§ **What is needed**: Write out each line in which the string "Таблица" is present.

§ **Extracted information**:
## Start

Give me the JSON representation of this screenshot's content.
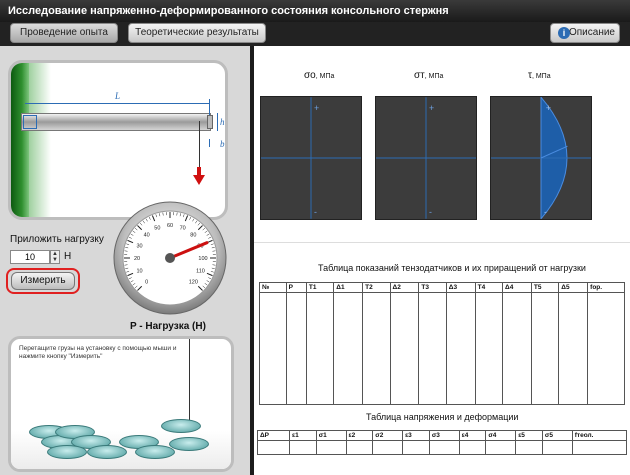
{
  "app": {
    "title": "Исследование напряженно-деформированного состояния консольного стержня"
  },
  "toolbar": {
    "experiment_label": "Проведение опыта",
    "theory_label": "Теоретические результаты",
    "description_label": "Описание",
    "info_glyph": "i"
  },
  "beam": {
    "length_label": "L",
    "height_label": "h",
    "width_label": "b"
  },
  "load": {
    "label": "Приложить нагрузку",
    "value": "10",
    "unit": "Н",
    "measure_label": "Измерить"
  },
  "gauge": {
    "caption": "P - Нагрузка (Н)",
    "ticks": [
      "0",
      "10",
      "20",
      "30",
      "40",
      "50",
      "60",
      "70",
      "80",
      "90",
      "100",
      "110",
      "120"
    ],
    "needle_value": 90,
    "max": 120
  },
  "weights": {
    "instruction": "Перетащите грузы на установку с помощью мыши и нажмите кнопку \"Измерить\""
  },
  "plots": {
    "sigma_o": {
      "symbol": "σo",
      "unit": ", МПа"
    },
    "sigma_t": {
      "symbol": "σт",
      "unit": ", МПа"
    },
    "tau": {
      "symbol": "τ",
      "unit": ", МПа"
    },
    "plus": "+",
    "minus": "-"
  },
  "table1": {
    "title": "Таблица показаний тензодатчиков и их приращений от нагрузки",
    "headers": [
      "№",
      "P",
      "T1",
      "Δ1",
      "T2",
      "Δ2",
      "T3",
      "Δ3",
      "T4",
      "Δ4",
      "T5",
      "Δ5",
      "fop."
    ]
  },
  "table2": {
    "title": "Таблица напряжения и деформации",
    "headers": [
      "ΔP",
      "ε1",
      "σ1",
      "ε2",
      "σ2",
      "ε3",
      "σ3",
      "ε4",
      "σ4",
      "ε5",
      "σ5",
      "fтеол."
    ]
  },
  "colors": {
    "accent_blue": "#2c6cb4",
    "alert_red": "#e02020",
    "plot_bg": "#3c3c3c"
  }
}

## End

§ **Expected answer**:
    "title": "Таблица показаний тензодатчиков и их приращений от нагрузки",
    "title": "Таблица напряжения и деформации",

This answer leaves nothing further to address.